● **Problem to solve**
State only how many lines contain the string "PETOM".

Collected data entries:
● ● ● ●

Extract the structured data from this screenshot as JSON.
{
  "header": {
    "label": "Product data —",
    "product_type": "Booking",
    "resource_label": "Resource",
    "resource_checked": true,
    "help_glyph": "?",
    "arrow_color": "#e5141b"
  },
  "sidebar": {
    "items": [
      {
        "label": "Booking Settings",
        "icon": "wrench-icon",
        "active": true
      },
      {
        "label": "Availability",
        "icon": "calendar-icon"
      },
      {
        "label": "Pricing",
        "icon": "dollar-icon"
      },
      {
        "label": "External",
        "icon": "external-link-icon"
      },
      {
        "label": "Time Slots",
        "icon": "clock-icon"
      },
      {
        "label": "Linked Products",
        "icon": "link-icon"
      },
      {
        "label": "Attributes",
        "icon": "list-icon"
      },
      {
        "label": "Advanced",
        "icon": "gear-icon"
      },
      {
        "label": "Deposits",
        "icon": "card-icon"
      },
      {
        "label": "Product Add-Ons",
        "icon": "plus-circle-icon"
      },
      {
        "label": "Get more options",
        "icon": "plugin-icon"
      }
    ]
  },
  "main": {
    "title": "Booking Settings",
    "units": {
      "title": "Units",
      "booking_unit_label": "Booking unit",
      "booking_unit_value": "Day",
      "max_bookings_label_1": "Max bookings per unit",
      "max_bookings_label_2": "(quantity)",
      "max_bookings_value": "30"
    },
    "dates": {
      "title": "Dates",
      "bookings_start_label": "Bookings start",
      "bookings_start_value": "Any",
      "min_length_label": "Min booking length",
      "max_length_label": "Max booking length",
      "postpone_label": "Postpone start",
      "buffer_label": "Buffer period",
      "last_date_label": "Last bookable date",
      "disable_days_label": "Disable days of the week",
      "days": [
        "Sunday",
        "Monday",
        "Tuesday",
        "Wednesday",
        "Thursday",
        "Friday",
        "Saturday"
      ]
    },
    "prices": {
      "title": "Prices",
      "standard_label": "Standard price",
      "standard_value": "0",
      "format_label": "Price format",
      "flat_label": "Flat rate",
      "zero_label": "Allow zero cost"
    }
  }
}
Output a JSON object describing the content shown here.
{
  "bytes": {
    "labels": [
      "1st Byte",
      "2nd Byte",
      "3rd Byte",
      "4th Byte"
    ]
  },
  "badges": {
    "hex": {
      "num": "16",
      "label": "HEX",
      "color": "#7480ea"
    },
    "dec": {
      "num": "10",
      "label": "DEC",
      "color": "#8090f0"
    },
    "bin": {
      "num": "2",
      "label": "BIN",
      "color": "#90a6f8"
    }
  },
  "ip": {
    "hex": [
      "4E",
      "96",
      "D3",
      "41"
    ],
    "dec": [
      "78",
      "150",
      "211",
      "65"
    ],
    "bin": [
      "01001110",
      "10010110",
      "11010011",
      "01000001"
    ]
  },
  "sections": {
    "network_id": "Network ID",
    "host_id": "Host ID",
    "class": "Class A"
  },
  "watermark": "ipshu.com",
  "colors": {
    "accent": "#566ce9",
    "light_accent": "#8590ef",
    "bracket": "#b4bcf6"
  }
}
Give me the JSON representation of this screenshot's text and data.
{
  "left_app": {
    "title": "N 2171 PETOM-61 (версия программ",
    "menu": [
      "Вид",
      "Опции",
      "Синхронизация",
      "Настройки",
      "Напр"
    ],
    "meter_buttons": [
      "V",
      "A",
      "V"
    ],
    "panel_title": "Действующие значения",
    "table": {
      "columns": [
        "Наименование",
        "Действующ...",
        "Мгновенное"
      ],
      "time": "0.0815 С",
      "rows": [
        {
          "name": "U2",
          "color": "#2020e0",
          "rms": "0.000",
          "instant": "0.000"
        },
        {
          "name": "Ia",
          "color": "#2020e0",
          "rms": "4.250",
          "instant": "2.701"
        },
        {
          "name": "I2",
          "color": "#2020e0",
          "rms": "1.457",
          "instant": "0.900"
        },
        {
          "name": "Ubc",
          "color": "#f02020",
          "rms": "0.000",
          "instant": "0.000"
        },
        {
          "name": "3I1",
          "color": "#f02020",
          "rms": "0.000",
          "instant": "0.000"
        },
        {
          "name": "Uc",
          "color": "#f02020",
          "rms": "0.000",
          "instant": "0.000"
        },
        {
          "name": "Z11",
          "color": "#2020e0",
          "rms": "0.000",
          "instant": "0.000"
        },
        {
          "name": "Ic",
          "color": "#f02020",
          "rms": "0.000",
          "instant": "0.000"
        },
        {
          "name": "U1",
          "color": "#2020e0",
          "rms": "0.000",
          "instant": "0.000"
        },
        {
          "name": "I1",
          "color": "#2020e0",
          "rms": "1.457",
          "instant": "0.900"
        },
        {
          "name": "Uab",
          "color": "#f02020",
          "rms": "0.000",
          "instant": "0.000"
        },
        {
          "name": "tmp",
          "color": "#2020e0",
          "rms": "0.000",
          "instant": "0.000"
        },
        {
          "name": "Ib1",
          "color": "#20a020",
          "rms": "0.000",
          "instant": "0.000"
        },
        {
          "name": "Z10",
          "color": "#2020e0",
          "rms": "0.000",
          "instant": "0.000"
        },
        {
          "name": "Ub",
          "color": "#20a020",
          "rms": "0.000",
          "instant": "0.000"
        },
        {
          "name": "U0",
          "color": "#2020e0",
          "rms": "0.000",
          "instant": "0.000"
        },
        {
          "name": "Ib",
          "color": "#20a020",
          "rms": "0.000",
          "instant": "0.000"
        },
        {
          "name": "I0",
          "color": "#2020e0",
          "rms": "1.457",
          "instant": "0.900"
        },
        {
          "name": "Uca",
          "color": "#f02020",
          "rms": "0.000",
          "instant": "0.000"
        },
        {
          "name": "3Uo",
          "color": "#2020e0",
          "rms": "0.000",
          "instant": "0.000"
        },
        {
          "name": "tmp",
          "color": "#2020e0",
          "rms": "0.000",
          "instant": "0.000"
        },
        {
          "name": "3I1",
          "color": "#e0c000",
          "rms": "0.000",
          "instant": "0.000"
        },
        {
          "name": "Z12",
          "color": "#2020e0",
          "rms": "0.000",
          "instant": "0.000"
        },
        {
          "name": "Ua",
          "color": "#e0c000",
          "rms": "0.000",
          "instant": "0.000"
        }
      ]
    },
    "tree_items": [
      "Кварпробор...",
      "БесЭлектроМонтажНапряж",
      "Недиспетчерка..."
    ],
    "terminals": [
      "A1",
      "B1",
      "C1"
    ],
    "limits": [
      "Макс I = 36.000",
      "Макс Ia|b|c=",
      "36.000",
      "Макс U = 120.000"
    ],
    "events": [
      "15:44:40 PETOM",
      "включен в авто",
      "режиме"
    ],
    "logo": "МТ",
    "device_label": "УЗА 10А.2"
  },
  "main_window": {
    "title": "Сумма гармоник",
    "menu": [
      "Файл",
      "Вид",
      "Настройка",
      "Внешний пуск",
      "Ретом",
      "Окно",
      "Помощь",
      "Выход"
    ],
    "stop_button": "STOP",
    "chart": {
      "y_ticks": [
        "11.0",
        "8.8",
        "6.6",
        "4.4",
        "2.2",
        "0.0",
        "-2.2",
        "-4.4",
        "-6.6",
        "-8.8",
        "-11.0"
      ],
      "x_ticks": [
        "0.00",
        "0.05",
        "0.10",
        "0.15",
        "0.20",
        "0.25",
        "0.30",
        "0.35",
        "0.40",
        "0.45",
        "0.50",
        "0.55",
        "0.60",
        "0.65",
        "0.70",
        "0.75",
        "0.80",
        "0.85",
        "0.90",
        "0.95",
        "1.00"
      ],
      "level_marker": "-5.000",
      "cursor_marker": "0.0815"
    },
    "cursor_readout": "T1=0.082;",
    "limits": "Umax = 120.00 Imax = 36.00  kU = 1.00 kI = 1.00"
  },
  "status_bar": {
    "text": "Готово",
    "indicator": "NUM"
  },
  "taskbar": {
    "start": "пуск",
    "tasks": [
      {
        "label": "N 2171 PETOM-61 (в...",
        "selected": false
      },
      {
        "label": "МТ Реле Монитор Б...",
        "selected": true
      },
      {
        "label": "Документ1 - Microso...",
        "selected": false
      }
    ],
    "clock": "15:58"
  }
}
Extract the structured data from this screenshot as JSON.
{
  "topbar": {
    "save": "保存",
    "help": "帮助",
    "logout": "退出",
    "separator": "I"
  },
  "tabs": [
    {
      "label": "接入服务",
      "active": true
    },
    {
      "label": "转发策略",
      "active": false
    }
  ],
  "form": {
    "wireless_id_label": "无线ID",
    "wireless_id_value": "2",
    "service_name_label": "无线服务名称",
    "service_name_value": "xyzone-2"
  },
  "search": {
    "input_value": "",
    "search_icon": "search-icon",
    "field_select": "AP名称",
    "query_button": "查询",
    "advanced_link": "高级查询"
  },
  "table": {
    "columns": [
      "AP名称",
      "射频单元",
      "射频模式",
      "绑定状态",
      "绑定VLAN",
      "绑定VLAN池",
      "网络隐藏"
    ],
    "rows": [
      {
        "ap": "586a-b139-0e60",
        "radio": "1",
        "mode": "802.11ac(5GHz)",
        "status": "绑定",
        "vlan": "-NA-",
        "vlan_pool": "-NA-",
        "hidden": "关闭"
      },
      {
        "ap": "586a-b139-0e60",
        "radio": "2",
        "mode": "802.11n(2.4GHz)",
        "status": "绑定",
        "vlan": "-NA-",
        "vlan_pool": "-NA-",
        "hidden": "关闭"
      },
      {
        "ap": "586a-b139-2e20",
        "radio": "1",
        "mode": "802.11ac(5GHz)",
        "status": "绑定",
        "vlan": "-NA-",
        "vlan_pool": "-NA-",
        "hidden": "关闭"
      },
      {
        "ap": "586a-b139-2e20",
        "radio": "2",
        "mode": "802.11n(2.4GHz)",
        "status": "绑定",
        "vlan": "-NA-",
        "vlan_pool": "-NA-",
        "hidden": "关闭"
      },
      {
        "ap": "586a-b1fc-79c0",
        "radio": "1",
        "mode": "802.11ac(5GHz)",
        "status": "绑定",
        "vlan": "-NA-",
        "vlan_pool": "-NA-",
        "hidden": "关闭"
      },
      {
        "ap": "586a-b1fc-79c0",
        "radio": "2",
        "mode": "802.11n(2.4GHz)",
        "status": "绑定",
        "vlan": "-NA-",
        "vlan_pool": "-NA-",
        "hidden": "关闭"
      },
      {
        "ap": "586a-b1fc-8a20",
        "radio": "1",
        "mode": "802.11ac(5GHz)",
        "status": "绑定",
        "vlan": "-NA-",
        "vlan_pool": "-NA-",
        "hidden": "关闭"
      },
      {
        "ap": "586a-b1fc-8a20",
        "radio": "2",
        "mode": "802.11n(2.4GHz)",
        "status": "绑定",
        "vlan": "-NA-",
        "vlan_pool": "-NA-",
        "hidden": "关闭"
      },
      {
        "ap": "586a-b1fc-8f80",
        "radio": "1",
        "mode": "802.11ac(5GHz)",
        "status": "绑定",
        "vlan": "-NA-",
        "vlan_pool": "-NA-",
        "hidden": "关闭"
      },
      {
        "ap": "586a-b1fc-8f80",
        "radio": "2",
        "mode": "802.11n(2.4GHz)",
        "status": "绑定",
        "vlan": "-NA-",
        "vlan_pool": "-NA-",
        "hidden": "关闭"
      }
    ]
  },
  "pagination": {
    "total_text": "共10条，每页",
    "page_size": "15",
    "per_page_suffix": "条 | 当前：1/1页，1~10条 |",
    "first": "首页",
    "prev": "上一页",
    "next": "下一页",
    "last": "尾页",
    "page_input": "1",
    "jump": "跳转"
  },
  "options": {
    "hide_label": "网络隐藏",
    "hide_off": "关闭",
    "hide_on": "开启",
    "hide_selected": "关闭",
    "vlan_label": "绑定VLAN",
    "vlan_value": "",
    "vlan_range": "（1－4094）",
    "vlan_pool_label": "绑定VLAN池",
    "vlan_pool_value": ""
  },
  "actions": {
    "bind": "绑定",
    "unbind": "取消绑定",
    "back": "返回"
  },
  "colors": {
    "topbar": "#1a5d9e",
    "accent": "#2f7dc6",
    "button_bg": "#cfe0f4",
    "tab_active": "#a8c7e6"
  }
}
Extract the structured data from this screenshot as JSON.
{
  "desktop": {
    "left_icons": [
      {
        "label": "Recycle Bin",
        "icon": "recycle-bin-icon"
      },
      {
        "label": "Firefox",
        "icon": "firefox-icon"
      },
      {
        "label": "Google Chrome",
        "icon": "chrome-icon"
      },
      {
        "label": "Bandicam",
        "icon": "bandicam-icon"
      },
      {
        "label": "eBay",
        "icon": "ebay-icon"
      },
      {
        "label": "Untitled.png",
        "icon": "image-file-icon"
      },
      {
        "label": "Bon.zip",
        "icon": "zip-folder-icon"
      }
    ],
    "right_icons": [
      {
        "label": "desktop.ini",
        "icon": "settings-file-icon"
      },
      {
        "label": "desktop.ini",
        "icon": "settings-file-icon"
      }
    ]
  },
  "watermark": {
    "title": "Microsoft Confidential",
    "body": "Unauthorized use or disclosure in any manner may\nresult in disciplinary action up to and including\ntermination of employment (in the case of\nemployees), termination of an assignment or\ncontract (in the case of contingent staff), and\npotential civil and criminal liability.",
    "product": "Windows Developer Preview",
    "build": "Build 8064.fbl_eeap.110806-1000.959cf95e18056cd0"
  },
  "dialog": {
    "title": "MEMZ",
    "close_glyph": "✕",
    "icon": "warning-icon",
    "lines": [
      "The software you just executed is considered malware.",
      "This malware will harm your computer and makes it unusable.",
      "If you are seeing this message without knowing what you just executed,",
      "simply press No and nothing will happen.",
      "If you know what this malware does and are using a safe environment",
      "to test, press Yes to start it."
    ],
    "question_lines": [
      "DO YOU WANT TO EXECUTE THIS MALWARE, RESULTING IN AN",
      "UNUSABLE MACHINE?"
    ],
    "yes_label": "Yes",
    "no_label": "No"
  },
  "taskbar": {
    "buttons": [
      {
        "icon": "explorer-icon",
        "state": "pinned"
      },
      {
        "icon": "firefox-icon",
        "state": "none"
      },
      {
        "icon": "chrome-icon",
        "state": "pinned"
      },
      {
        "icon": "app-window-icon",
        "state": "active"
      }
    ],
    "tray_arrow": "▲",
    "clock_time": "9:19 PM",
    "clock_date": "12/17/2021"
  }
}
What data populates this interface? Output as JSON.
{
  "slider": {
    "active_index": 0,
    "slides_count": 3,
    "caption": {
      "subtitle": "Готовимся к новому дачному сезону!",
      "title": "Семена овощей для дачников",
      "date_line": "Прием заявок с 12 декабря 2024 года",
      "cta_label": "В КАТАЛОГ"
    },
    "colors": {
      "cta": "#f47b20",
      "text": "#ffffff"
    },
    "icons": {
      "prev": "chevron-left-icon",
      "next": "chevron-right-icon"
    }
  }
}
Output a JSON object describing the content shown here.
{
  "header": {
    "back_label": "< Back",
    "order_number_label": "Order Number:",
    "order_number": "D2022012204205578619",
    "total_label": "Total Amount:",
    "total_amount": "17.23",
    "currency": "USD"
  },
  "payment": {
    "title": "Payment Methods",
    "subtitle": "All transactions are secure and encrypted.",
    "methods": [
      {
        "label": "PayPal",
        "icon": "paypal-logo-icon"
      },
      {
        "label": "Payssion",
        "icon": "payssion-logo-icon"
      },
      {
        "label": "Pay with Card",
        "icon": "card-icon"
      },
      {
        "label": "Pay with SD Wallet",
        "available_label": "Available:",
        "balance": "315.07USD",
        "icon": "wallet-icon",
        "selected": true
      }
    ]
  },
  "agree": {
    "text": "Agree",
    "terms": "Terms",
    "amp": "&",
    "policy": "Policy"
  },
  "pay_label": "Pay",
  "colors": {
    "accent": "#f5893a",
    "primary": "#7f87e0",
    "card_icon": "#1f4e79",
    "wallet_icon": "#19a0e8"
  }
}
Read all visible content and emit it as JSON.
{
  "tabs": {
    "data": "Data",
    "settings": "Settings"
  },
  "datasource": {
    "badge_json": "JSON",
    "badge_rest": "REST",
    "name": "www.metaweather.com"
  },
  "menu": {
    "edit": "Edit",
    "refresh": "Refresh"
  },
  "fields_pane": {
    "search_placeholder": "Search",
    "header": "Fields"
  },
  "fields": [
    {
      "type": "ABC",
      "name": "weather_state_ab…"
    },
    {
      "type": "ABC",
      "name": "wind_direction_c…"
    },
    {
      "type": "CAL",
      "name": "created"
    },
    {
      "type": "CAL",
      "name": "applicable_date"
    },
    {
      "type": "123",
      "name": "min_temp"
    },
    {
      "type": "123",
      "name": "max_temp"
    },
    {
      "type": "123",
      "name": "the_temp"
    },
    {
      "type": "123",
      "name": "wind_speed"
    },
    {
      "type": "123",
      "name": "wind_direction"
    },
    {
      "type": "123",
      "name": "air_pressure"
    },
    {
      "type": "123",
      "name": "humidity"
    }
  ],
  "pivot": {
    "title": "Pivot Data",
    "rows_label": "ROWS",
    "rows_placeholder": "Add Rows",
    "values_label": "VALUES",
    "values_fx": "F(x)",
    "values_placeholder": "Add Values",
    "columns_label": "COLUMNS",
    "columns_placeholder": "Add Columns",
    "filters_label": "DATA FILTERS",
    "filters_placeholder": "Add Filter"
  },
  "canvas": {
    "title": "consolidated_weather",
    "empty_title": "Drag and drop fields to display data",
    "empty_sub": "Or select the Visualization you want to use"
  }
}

● ● ● ●

● **Problem solution**
3